WHAT NEEDS TO BE DONE: Sift the material for lines containing "выражений", and return them.

------ PROVIDED RECORDS

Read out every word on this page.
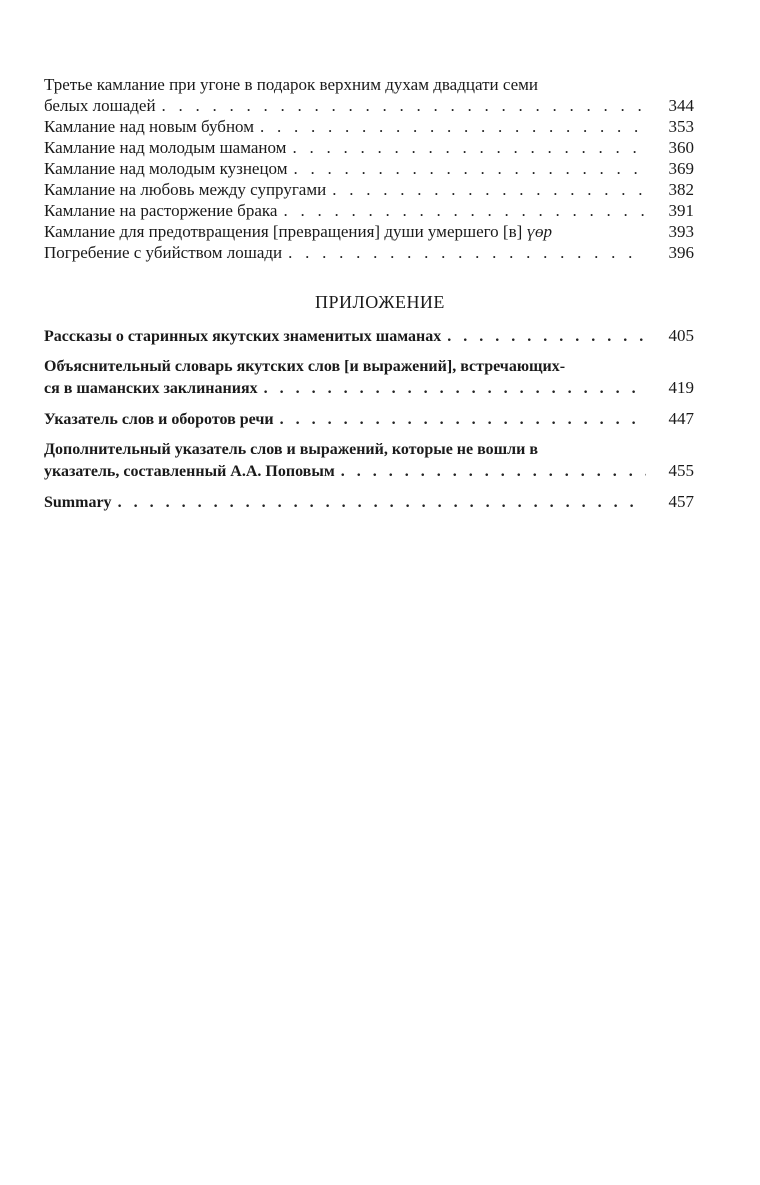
Третье камлание при угоне в подарок верхним духам двадцати семи
белых лошадей . .	344
Камлание над новым бубном . .	353
Камлание над молодым шаманом . .	360
Камлание над молодым кузнецом . .	369
Камлание на любовь между супругами . .	382
Камлание на расторжение брака . .	391
Камлание для предотвращения [превращения] души умершего [в] үөр	393
Погребение с убийством лошади . .	396
ПРИЛОЖЕНИЕ
Рассказы о старинных якутских знаменитых шаманах . .	405
Объяснительный словарь якутских слов [и выражений], встречающих-
ся в шаманских заклинаниях . .	419
Указатель слов и оборотов речи . .	447
Дополнительный указатель слов и выражений, которые не вошли в
указатель, составленный А.А. Поповым . .	455
Summary . .	457
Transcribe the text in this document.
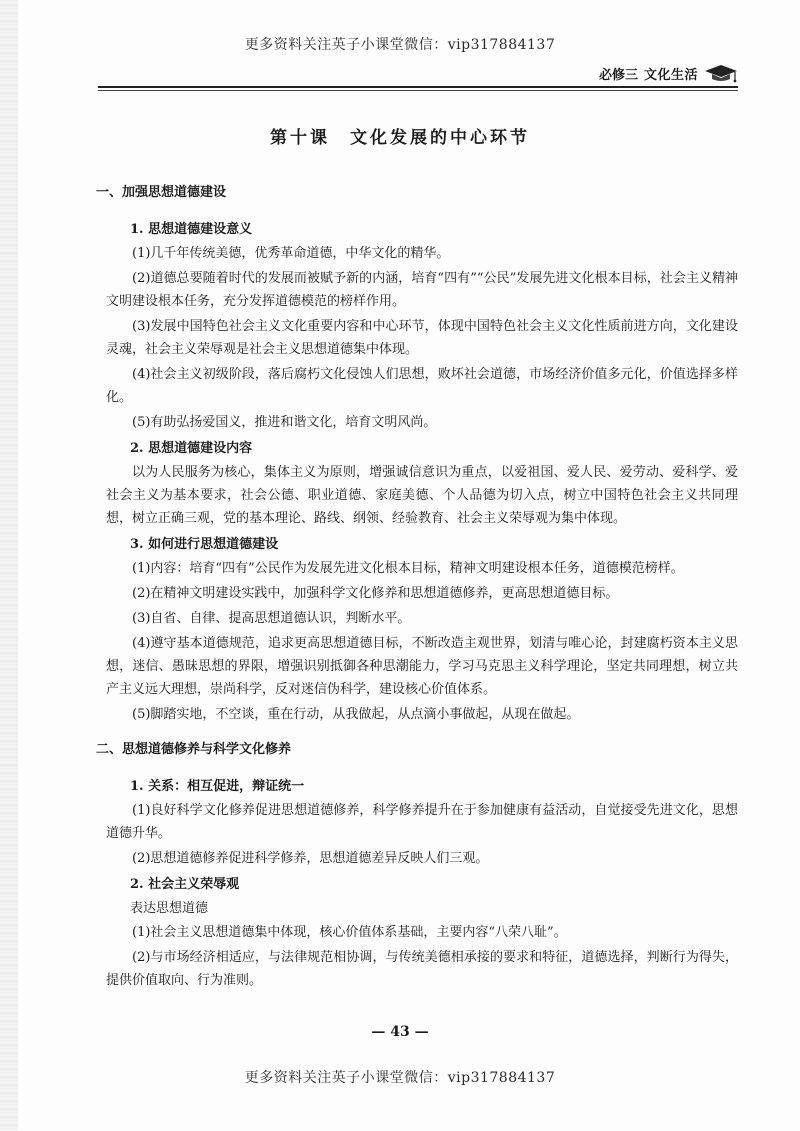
更多资料关注英子小课堂微信：vip317884137
必修三 文化生活
第十课　文化发展的中心环节
一、加强思想道德建设
1. 思想道德建设意义
(1)几千年传统美德，优秀革命道德，中华文化的精华。
(2)道德总要随着时代的发展而被赋予新的内涵，培育“四有”“公民”发展先进文化根本目标，社会主义精神文明建设根本任务，充分发挥道德模范的榜样作用。
(3)发展中国特色社会主义文化重要内容和中心环节，体现中国特色社会主义文化性质前进方向，文化建设灵魂，社会主义荣辱观是社会主义思想道德集中体现。
(4)社会主义初级阶段，落后腐朽文化侵蚀人们思想，败坏社会道德，市场经济价值多元化，价值选择多样化。
(5)有助弘扬爱国义，推进和谐文化，培育文明风尚。
2. 思想道德建设内容
以为人民服务为核心，集体主义为原则，增强诚信意识为重点，以爱祖国、爱人民、爱劳动、爱科学、爱社会主义为基本要求，社会公德、职业道德、家庭美德、个人品德为切入点，树立中国特色社会主义共同理想，树立正确三观，党的基本理论、路线、纲领、经验教育、社会主义荣辱观为集中体现。
3. 如何进行思想道德建设
(1)内容：培育“四有”公民作为发展先进文化根本目标，精神文明建设根本任务，道德模范榜样。
(2)在精神文明建设实践中，加强科学文化修养和思想道德修养，更高思想道德目标。
(3)自省、自律、提高思想道德认识，判断水平。
(4)遵守基本道德规范，追求更高思想道德目标，不断改造主观世界，划清与唯心论，封建腐朽资本主义思想，迷信、愚昧思想的界限，增强识别抵御各种思潮能力，学习马克思主义科学理论，坚定共同理想，树立共产主义远大理想，崇尚科学，反对迷信伪科学，建设核心价值体系。
(5)脚踏实地，不空谈，重在行动，从我做起，从点滴小事做起，从现在做起。
二、思想道德修养与科学文化修养
1. 关系：相互促进，辩证统一
(1)良好科学文化修养促进思想道德修养，科学修养提升在于参加健康有益活动，自觉接受先进文化，思想道德升华。
(2)思想道德修养促进科学修养，思想道德差异反映人们三观。
2. 社会主义荣辱观
表达思想道德
(1)社会主义思想道德集中体现，核心价值体系基础，主要内容“八荣八耻”。
(2)与市场经济相适应，与法律规范相协调，与传统美德相承接的要求和特征，道德选择，判断行为得失，提供价值取向、行为准则。
— 43 —
更多资料关注英子小课堂微信：vip317884137
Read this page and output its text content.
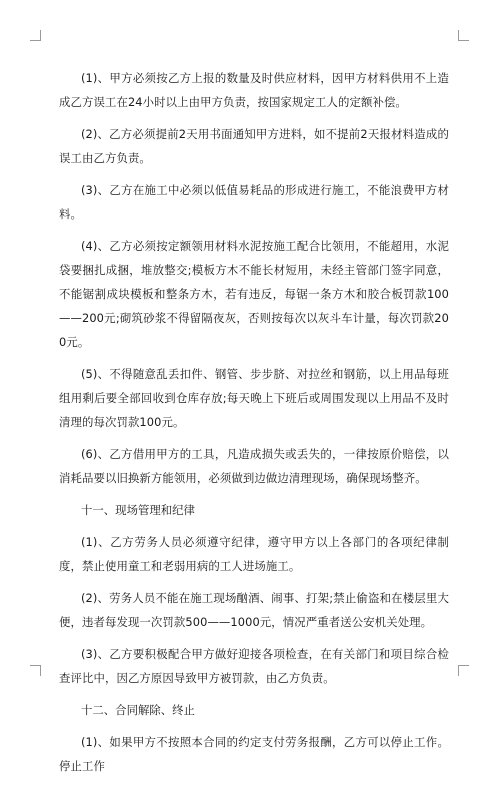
(1)、甲方必须按乙方上报的数量及时供应材料，因甲方材料供用不上造成乙方误工在24小时以上由甲方负责，按国家规定工人的定额补偿。

(2)、乙方必须提前2天用书面通知甲方进料，如不提前2天报材料造成的误工由乙方负责。

(3)、乙方在施工中必须以低值易耗品的形成进行施工，不能浪费甲方材料。

(4)、乙方必须按定额领用材料水泥按施工配合比领用，不能超用，水泥袋要捆扎成捆，堆放整交;模板方木不能长材短用，未经主管部门签字同意，不能锯割成块模板和整条方木，若有违反，每锯一条方木和胶合板罚款100——200元;砌筑砂浆不得留隔夜灰，否则按每次以灰斗车计量，每次罚款200元。

(5)、不得随意乱丢扣件、钢管、步步脐、对拉丝和钢筋，以上用品每班组用剩后要全部回收到仓库存放;每天晚上下班后或周围发现以上用品不及时清理的每次罚款100元。

(6)、乙方借用甲方的工具，凡造成损失或丢失的，一律按原价赔偿，以消耗品要以旧换新方能领用，必须做到边做边清理现场，确保现场整齐。

十一、现场管理和纪律

(1)、乙方劳务人员必须遵守纪律，遵守甲方以上各部门的各项纪律制度，禁止使用童工和老弱用病的工人进场施工。

(2)、劳务人员不能在施工现场酗酒、闹事、打架;禁止偷盗和在楼层里大便，违者每发现一次罚款500——1000元，情况严重者送公安机关处理。

(3)、乙方要积极配合甲方做好迎接各项检查，在有关部门和项目综合检查评比中，因乙方原因导致甲方被罚款，由乙方负责。

十二、合同解除、终止

(1)、如果甲方不按照本合同的约定支付劳务报酬，乙方可以停止工作。停止工作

------------

THE RESULT:
Объяснительный словарь якутских слов [и выражений], встречающих-
Дополнительный указатель слов и выражений, которые не вошли в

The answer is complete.